*SHORT TASK*: Narrow the data below down to the lines containing "Mangelschots".

*PROVIDED ENTRIES*:
· · · · ·
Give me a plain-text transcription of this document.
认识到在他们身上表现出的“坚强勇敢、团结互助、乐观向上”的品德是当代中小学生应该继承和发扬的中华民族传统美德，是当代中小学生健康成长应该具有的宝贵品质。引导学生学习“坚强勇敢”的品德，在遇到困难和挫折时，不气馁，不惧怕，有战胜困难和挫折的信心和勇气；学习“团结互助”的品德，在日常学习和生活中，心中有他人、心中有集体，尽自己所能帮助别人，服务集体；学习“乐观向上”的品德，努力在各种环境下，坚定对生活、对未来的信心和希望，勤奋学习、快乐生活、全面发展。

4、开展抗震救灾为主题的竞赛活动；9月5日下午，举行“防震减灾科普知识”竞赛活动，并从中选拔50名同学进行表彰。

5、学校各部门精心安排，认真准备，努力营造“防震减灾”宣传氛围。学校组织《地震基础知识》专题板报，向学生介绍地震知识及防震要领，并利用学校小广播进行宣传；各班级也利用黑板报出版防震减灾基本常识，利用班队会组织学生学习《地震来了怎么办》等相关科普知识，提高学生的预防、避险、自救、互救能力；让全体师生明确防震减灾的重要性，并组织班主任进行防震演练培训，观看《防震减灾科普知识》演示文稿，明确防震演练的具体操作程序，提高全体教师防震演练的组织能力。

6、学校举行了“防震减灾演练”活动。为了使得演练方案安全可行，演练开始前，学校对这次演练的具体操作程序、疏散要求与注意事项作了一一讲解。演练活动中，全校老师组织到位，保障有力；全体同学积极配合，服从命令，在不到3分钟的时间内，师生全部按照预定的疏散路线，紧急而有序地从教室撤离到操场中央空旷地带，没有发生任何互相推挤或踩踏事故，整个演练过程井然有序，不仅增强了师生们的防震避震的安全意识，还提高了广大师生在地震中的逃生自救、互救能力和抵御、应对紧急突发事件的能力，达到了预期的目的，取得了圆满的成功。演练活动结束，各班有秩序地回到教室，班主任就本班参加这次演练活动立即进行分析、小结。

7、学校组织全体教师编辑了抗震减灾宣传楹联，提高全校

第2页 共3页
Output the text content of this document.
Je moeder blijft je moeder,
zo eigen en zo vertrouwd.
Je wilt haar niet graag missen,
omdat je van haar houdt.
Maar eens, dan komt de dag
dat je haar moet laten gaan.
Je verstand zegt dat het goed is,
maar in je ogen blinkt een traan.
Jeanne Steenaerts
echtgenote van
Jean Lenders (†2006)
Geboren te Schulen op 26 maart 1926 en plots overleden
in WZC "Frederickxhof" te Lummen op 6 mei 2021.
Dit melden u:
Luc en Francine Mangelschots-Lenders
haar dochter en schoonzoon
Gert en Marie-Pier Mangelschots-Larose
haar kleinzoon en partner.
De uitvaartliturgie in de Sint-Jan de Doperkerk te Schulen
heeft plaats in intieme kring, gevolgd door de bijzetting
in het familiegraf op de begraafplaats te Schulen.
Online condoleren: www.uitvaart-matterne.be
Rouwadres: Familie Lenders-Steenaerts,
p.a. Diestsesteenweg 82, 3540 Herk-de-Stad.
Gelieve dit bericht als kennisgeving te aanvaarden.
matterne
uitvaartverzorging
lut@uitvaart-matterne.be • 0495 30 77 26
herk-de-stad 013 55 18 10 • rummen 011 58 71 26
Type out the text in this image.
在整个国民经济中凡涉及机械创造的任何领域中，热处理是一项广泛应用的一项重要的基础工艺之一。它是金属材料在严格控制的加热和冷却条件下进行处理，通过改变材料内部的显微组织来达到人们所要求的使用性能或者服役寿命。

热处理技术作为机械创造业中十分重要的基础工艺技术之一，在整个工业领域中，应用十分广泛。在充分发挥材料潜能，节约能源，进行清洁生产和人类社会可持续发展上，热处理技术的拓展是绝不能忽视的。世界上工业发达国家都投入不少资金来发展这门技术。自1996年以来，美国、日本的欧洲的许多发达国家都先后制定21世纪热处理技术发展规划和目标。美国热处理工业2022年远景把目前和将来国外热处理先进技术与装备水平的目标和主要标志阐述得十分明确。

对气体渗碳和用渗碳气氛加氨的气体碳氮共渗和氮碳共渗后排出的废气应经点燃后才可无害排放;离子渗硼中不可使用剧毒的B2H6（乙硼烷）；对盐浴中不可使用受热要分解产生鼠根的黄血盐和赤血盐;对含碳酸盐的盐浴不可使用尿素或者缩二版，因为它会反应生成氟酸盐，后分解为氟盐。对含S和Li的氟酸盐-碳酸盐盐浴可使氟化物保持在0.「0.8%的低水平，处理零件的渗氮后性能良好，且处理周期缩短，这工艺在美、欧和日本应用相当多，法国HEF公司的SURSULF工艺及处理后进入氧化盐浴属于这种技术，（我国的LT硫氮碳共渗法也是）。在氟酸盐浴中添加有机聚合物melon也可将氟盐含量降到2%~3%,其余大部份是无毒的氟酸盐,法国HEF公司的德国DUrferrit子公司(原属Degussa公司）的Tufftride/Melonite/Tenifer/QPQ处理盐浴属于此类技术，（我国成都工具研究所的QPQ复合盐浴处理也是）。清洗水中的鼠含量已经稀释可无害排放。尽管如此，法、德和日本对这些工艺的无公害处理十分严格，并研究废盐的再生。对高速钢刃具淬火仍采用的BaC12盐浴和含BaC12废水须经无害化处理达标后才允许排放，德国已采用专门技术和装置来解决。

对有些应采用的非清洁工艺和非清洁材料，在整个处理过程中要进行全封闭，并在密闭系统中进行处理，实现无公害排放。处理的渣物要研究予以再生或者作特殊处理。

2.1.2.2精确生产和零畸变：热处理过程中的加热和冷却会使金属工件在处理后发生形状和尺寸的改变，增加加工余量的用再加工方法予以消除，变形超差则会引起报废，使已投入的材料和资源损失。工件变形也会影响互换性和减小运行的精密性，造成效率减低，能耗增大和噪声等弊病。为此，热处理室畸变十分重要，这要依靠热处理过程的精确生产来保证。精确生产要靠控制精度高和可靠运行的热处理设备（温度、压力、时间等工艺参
· · · · ·
*IN RESPONSE*:
Luc en Francine Mangelschots-Lenders
Gert en Marie-Pier Mangelschots-Larose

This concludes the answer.